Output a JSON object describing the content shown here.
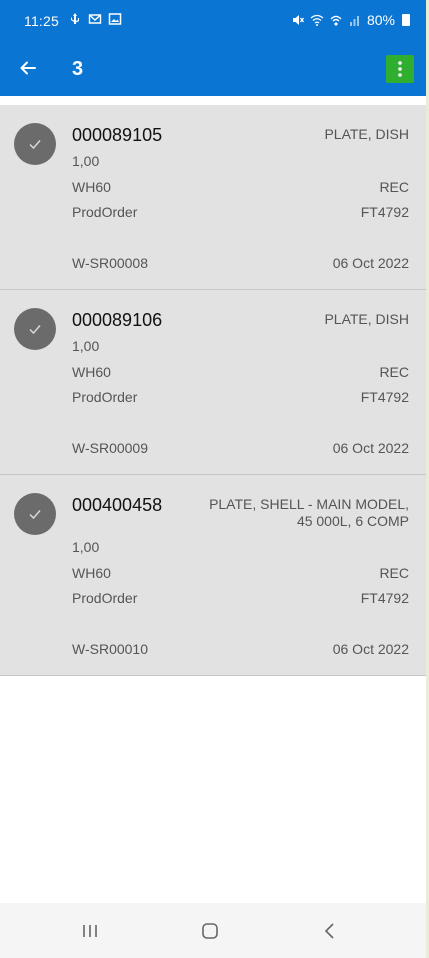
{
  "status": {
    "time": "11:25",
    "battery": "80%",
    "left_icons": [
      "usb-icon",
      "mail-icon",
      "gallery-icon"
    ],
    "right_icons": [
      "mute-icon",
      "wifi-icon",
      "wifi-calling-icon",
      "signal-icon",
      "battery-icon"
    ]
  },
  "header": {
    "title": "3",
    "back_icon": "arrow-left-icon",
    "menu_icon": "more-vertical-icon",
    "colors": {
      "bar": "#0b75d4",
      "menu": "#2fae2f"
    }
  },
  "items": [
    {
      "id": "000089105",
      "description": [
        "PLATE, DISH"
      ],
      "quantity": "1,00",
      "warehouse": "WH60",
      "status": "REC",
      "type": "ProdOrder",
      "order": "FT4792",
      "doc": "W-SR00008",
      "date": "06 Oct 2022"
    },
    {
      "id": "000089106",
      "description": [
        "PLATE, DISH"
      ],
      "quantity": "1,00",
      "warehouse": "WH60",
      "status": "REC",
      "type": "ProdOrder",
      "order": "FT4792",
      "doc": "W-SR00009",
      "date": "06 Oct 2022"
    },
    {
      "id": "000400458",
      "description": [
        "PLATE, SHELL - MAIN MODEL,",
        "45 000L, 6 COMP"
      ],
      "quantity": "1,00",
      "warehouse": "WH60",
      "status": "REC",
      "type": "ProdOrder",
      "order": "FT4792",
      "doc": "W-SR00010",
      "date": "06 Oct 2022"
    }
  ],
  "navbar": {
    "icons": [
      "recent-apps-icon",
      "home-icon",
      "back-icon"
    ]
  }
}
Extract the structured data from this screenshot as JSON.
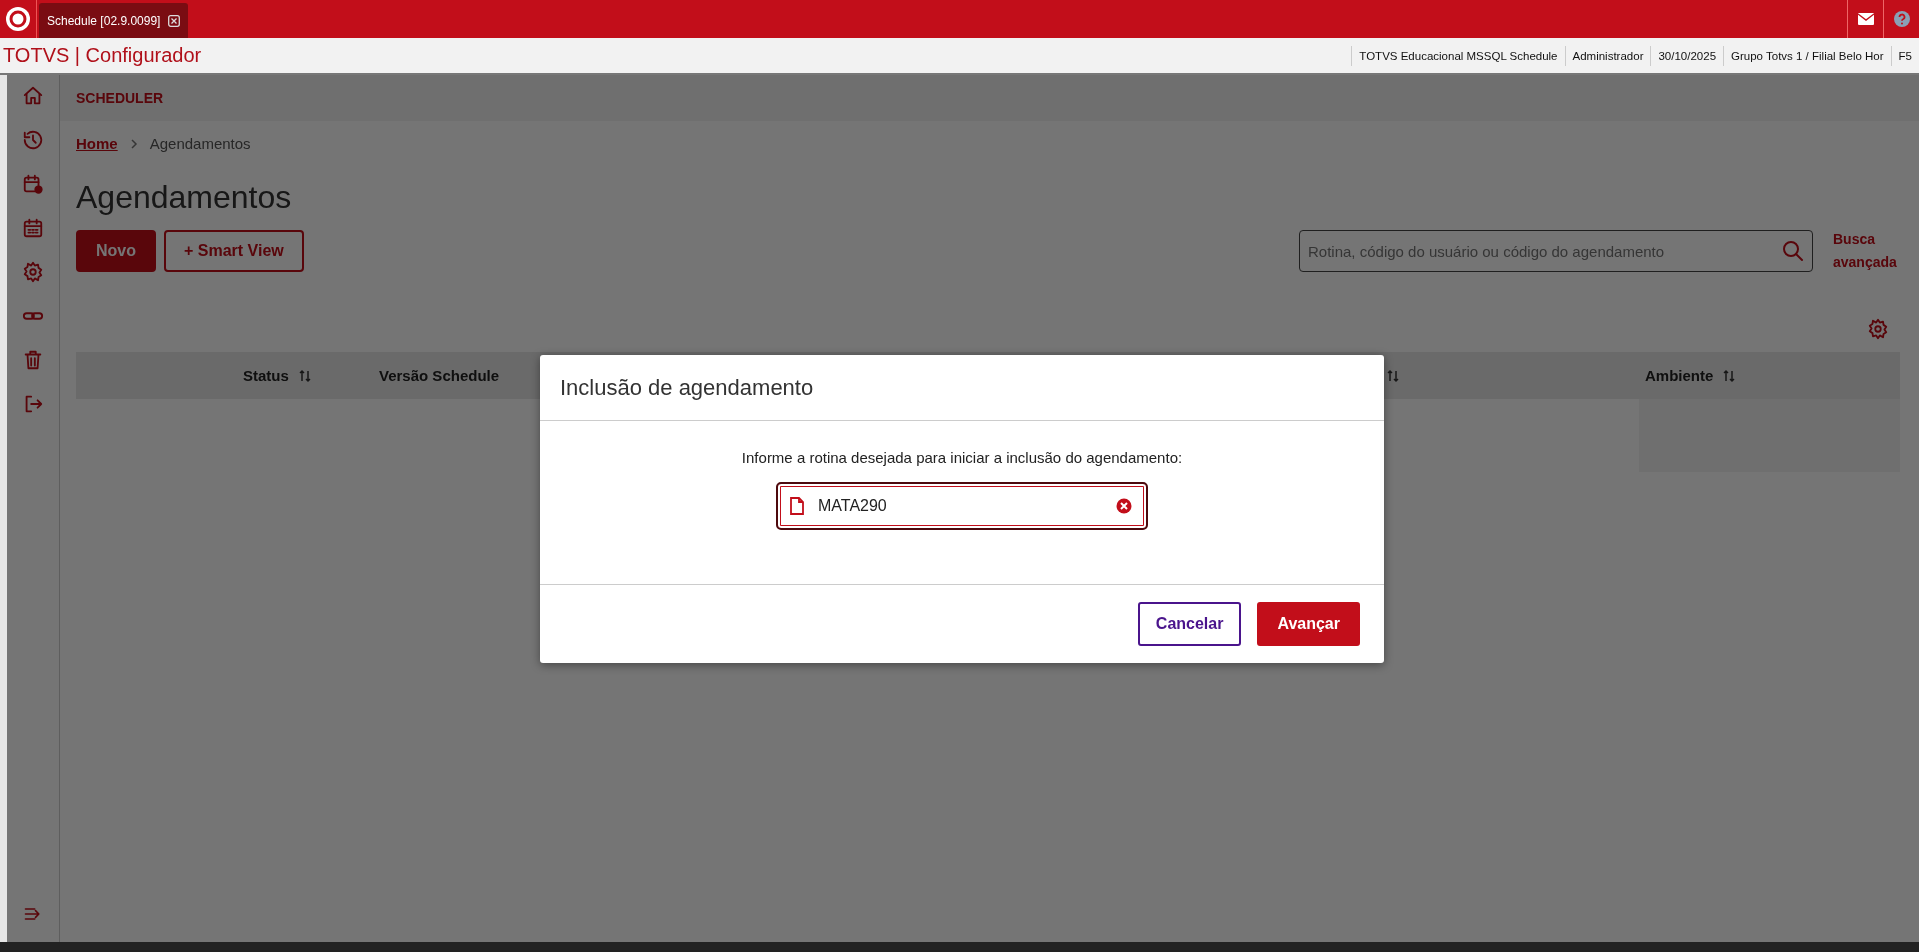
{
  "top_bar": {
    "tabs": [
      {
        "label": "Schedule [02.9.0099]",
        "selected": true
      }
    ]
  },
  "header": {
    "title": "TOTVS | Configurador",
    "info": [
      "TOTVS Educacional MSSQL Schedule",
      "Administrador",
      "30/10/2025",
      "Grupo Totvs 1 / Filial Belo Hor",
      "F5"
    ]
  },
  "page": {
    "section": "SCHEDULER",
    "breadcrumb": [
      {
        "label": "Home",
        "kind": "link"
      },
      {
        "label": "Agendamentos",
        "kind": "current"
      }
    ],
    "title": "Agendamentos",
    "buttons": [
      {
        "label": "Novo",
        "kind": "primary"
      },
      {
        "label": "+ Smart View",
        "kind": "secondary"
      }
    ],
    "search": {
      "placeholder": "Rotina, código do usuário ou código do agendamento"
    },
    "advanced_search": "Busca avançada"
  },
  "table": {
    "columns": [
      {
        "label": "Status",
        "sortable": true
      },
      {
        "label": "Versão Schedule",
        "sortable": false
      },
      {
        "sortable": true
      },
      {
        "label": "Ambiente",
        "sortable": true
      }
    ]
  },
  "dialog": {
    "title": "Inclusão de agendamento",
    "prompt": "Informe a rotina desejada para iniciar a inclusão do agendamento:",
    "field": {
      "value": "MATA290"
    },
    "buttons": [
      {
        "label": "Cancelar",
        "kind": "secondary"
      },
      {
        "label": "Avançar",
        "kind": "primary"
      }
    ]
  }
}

_ _ _ _ _

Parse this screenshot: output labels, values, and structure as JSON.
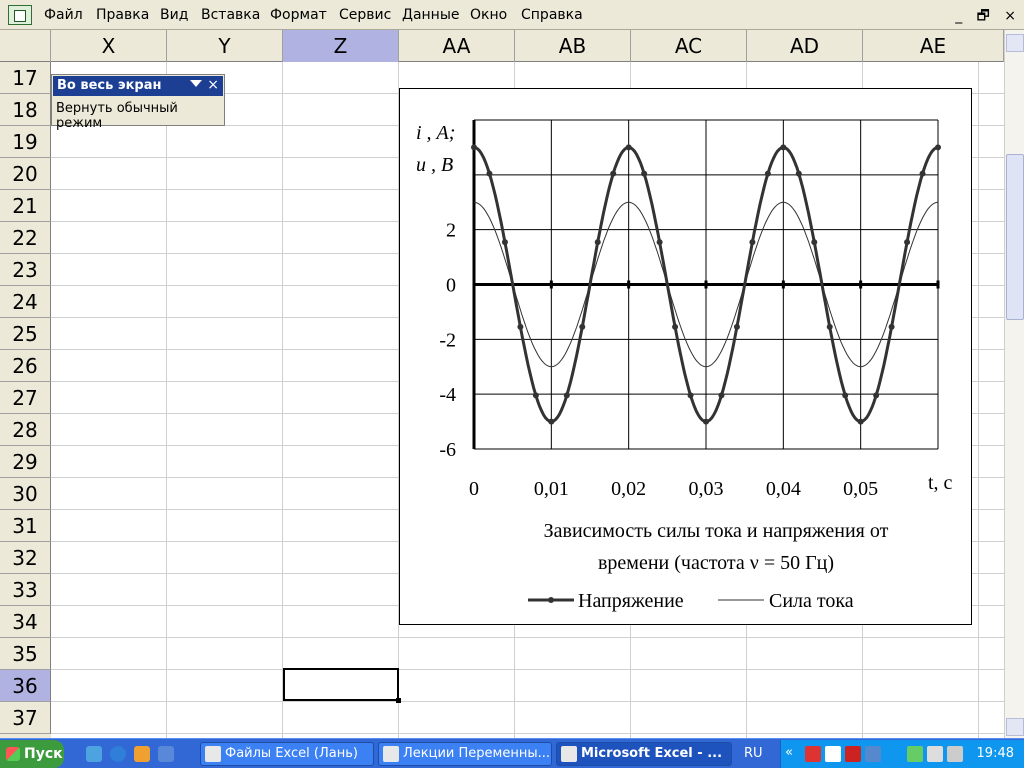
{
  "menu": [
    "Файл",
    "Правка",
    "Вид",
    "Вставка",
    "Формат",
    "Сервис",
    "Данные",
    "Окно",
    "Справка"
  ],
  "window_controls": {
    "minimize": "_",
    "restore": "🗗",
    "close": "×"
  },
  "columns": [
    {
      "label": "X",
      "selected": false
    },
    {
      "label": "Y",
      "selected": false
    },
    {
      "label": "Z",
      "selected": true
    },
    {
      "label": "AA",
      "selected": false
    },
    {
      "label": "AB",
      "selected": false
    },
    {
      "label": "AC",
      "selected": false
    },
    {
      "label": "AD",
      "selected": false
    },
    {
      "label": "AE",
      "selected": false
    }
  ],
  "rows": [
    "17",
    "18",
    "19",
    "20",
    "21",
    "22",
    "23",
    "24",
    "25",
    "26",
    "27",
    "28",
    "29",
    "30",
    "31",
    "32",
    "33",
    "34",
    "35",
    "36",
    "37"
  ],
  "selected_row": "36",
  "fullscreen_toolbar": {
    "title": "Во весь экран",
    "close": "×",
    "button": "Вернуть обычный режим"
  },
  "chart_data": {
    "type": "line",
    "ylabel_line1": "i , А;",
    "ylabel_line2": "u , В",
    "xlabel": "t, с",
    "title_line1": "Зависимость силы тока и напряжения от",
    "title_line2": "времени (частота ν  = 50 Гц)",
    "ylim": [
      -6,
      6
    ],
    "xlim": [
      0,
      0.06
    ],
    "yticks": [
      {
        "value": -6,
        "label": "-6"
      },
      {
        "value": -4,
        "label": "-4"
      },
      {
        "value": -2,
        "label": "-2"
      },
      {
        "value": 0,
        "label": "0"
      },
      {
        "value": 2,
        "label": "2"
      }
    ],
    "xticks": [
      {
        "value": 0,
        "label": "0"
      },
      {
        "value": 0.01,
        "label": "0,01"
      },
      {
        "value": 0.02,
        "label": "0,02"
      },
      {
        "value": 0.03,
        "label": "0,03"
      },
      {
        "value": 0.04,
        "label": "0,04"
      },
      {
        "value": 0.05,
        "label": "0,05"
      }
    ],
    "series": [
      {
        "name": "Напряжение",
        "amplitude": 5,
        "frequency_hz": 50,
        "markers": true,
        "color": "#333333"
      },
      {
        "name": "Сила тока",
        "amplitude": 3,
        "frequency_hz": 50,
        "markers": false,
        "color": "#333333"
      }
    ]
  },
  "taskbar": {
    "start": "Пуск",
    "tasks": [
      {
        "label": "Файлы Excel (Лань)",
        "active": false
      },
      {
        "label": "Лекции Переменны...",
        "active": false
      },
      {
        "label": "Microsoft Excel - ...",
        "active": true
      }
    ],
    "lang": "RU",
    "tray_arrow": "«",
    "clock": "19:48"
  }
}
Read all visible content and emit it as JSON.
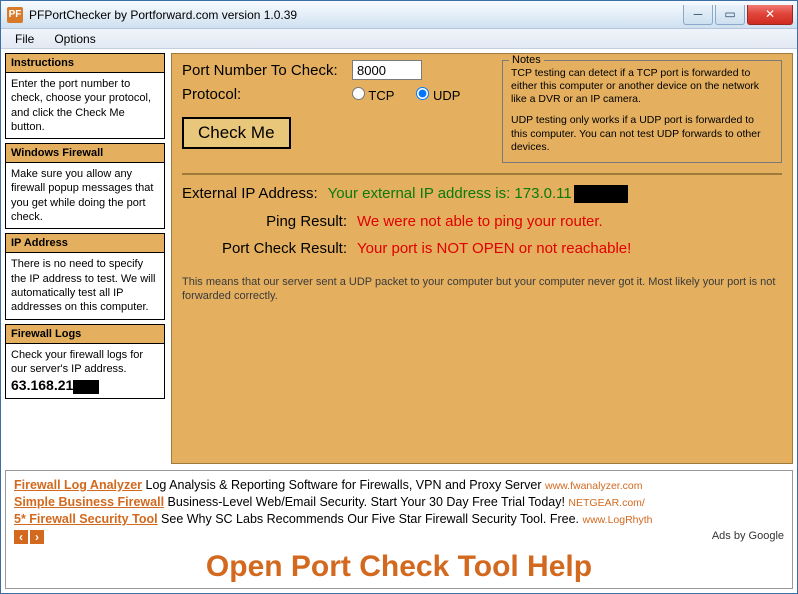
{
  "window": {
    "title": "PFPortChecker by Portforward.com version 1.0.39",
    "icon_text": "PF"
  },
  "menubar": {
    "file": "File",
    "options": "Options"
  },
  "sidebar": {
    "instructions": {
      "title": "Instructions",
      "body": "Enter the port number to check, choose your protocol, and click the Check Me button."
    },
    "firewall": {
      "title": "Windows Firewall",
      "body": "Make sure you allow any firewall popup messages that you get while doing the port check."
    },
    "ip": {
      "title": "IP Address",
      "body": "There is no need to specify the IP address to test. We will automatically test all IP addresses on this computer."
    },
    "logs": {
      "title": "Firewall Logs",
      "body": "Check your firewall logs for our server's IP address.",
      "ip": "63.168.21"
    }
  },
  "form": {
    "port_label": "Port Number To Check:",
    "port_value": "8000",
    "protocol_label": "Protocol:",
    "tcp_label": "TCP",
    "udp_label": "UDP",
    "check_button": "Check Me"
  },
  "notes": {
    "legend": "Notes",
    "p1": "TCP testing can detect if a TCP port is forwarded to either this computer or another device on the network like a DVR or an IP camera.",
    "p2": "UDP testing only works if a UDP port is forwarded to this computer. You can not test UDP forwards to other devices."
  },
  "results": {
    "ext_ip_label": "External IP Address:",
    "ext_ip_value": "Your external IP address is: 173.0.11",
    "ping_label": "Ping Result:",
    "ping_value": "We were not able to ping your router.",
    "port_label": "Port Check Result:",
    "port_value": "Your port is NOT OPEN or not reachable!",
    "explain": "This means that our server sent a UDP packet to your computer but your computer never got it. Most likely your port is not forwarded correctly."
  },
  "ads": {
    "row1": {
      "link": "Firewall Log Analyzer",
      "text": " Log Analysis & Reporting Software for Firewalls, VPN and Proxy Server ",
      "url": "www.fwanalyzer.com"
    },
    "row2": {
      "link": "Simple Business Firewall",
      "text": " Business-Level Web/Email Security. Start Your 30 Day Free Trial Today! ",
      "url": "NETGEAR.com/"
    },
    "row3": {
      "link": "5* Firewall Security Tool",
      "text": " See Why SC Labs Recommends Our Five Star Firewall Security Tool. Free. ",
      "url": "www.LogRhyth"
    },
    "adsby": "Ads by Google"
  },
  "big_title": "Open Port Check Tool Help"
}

_ _ _ _ _

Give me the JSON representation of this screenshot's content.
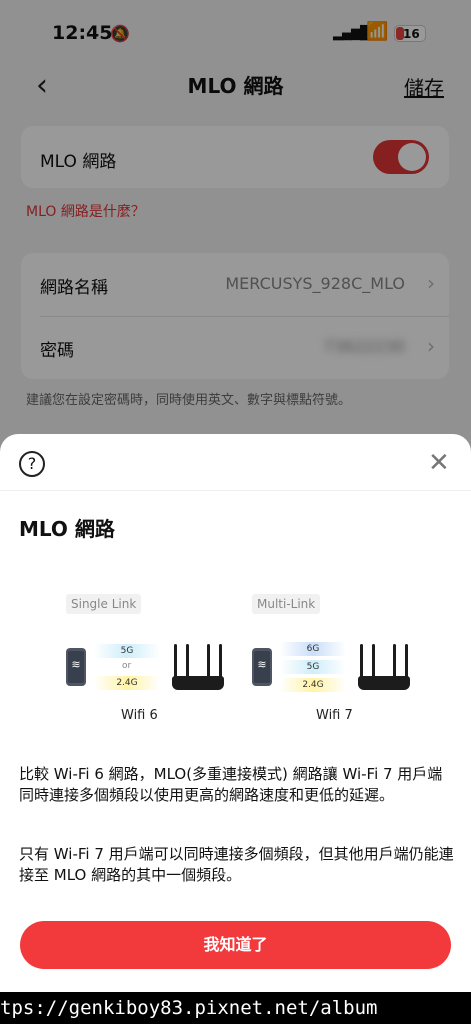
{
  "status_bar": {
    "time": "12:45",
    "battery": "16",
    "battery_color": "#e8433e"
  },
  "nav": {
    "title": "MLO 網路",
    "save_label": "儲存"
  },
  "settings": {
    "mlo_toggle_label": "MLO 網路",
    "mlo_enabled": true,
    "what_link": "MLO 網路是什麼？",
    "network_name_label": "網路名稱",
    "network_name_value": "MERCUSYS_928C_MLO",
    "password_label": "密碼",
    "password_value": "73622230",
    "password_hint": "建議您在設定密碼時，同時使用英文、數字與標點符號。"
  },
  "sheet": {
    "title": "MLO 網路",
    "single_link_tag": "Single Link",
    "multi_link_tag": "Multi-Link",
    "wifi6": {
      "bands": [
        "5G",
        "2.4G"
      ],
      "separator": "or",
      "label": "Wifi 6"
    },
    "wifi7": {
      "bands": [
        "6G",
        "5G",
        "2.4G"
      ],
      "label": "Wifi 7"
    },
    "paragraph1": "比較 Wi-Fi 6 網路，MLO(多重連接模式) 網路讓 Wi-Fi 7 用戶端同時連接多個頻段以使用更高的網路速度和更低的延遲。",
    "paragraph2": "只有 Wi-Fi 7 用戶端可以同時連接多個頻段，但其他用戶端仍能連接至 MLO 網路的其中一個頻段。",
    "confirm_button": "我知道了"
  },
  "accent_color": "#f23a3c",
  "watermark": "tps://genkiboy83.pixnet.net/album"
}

_ _ _ _ _

### INSTRUCTION
Pull out the lines above in which the word "Excel" appears.

### EXERCISE RESULT
        "label": "Файлы Excel (Лань)",
        "label": "Microsoft Excel - ...",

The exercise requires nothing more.